== THE INPUT ==

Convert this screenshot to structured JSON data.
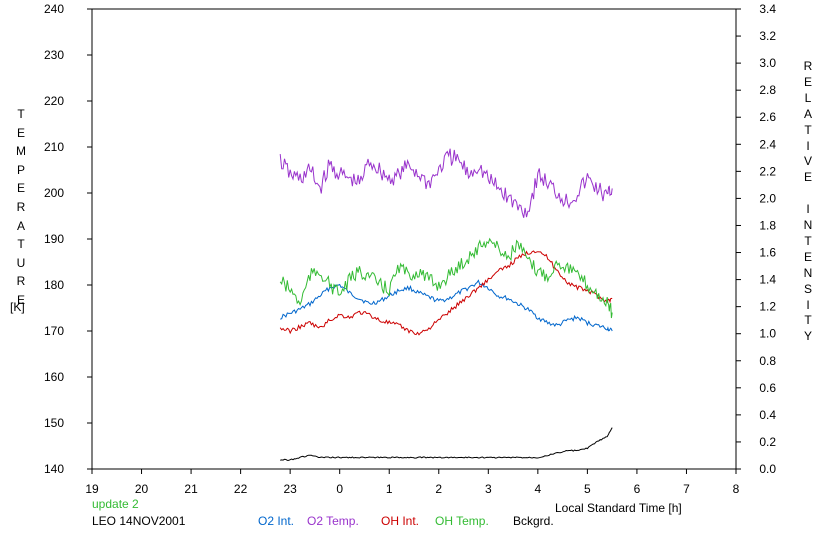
{
  "chart_data": {
    "type": "line",
    "left_axis": {
      "label_letters": [
        "T",
        "E",
        "M",
        "P",
        "E",
        "R",
        "A",
        "T",
        "U",
        "R",
        "E"
      ],
      "unit": "[K]",
      "ylim": [
        140,
        240
      ],
      "ticks": [
        "140",
        "150",
        "160",
        "170",
        "180",
        "190",
        "200",
        "210",
        "220",
        "230",
        "240"
      ]
    },
    "right_axis": {
      "label_letters": [
        "R",
        "E",
        "L",
        "A",
        "T",
        "I",
        "V",
        "E",
        "",
        "I",
        "N",
        "T",
        "E",
        "N",
        "S",
        "I",
        "T",
        "Y"
      ],
      "ylim": [
        0.0,
        3.4
      ],
      "ticks": [
        "0.0",
        "0.2",
        "0.4",
        "0.6",
        "0.8",
        "1.0",
        "1.2",
        "1.4",
        "1.6",
        "1.8",
        "2.0",
        "2.2",
        "2.4",
        "2.6",
        "2.8",
        "3.0",
        "3.2",
        "3.4"
      ]
    },
    "x_axis": {
      "label": "Local Standard Time [h]",
      "range": [
        19,
        32
      ],
      "ticks": [
        "19",
        "20",
        "21",
        "22",
        "23",
        "0",
        "1",
        "2",
        "3",
        "4",
        "5",
        "6",
        "7",
        "8"
      ]
    },
    "series": [
      {
        "name": "O2 Int.",
        "color": "#0066cc",
        "axis": "right",
        "x": [
          22.8,
          23.0,
          23.2,
          23.4,
          23.6,
          23.8,
          24.0,
          24.2,
          24.4,
          24.6,
          24.8,
          25.0,
          25.2,
          25.4,
          25.6,
          25.8,
          26.0,
          26.2,
          26.4,
          26.6,
          26.8,
          27.0,
          27.2,
          27.4,
          27.6,
          27.8,
          28.0,
          28.2,
          28.4,
          28.6,
          28.8,
          29.0,
          29.2,
          29.4,
          29.5
        ],
        "y": [
          1.12,
          1.15,
          1.18,
          1.22,
          1.28,
          1.34,
          1.36,
          1.3,
          1.26,
          1.22,
          1.24,
          1.28,
          1.32,
          1.34,
          1.3,
          1.27,
          1.24,
          1.26,
          1.3,
          1.34,
          1.38,
          1.34,
          1.28,
          1.26,
          1.22,
          1.18,
          1.12,
          1.08,
          1.06,
          1.1,
          1.12,
          1.08,
          1.06,
          1.04,
          1.02
        ]
      },
      {
        "name": "O2 Temp.",
        "color": "#9933cc",
        "axis": "left",
        "x": [
          22.8,
          23.0,
          23.2,
          23.4,
          23.6,
          23.8,
          24.0,
          24.2,
          24.4,
          24.6,
          24.8,
          25.0,
          25.2,
          25.4,
          25.6,
          25.8,
          26.0,
          26.2,
          26.4,
          26.6,
          26.8,
          27.0,
          27.2,
          27.4,
          27.6,
          27.8,
          28.0,
          28.2,
          28.4,
          28.6,
          28.8,
          29.0,
          29.2,
          29.4,
          29.5
        ],
        "y": [
          207,
          204,
          203,
          205,
          201,
          206,
          204,
          203,
          202,
          207,
          205,
          203,
          204,
          206,
          204,
          202,
          205,
          208,
          207,
          204,
          206,
          203,
          201,
          199,
          197,
          196,
          204,
          202,
          200,
          198,
          200,
          203,
          201,
          199,
          201
        ]
      },
      {
        "name": "OH Int.",
        "color": "#cc0000",
        "axis": "right",
        "x": [
          22.8,
          23.0,
          23.2,
          23.4,
          23.6,
          23.8,
          24.0,
          24.2,
          24.4,
          24.6,
          24.8,
          25.0,
          25.2,
          25.4,
          25.6,
          25.8,
          26.0,
          26.2,
          26.4,
          26.6,
          26.8,
          27.0,
          27.2,
          27.4,
          27.6,
          27.8,
          28.0,
          28.2,
          28.4,
          28.6,
          28.8,
          29.0,
          29.2,
          29.4,
          29.5
        ],
        "y": [
          1.04,
          1.02,
          1.05,
          1.08,
          1.04,
          1.1,
          1.14,
          1.12,
          1.16,
          1.14,
          1.1,
          1.08,
          1.06,
          1.02,
          1.0,
          1.04,
          1.1,
          1.16,
          1.22,
          1.28,
          1.34,
          1.4,
          1.46,
          1.5,
          1.56,
          1.6,
          1.62,
          1.56,
          1.46,
          1.38,
          1.34,
          1.32,
          1.28,
          1.24,
          1.26
        ]
      },
      {
        "name": "OH Temp.",
        "color": "#33bb33",
        "axis": "left",
        "x": [
          22.8,
          23.0,
          23.2,
          23.4,
          23.6,
          23.8,
          24.0,
          24.2,
          24.4,
          24.6,
          24.8,
          25.0,
          25.2,
          25.4,
          25.6,
          25.8,
          26.0,
          26.2,
          26.4,
          26.6,
          26.8,
          27.0,
          27.2,
          27.4,
          27.6,
          27.8,
          28.0,
          28.2,
          28.4,
          28.6,
          28.8,
          29.0,
          29.2,
          29.4,
          29.5
        ],
        "y": [
          181,
          179,
          176,
          182,
          183,
          180,
          178,
          181,
          183,
          182,
          180,
          179,
          184,
          182,
          183,
          181,
          180,
          182,
          184,
          186,
          188,
          190,
          188,
          186,
          189,
          185,
          183,
          182,
          185,
          184,
          182,
          180,
          178,
          176,
          174
        ]
      },
      {
        "name": "Bckgrd.",
        "color": "#000000",
        "axis": "left",
        "x": [
          22.8,
          23.0,
          23.2,
          23.4,
          23.6,
          23.8,
          24.0,
          24.2,
          24.4,
          24.6,
          24.8,
          25.0,
          25.2,
          25.4,
          25.6,
          25.8,
          26.0,
          26.2,
          26.4,
          26.6,
          26.8,
          27.0,
          27.2,
          27.4,
          27.6,
          27.8,
          28.0,
          28.2,
          28.4,
          28.6,
          28.8,
          29.0,
          29.2,
          29.4,
          29.5
        ],
        "y": [
          142,
          142,
          142.5,
          143,
          142.5,
          142.5,
          142.5,
          142.5,
          142.5,
          142.5,
          142.5,
          142.5,
          142.5,
          142.5,
          142.5,
          142.5,
          142.5,
          142.5,
          142.5,
          142.5,
          142.5,
          142.5,
          142.5,
          142.5,
          142.5,
          142.5,
          142.5,
          143,
          143.5,
          144,
          144,
          144.5,
          146,
          147,
          149
        ]
      }
    ]
  },
  "footer": {
    "update": "update 2",
    "station": "LEO 14NOV2001",
    "legend": [
      "O2 Int.",
      "O2 Temp.",
      "OH Int.",
      "OH Temp.",
      "Bckgrd."
    ]
  },
  "colors": {
    "update": "#33bb33",
    "o2_int": "#0066cc",
    "o2_temp": "#9933cc",
    "oh_int": "#cc0000",
    "oh_temp": "#33bb33",
    "bckgrd": "#000000"
  }
}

===

◆ **WRITTEN PROBLEM**
Report how many lines in the data include the word "name", and give nothing but the count.

◆ **RESPONSE FOR THIS EXERCISE**
5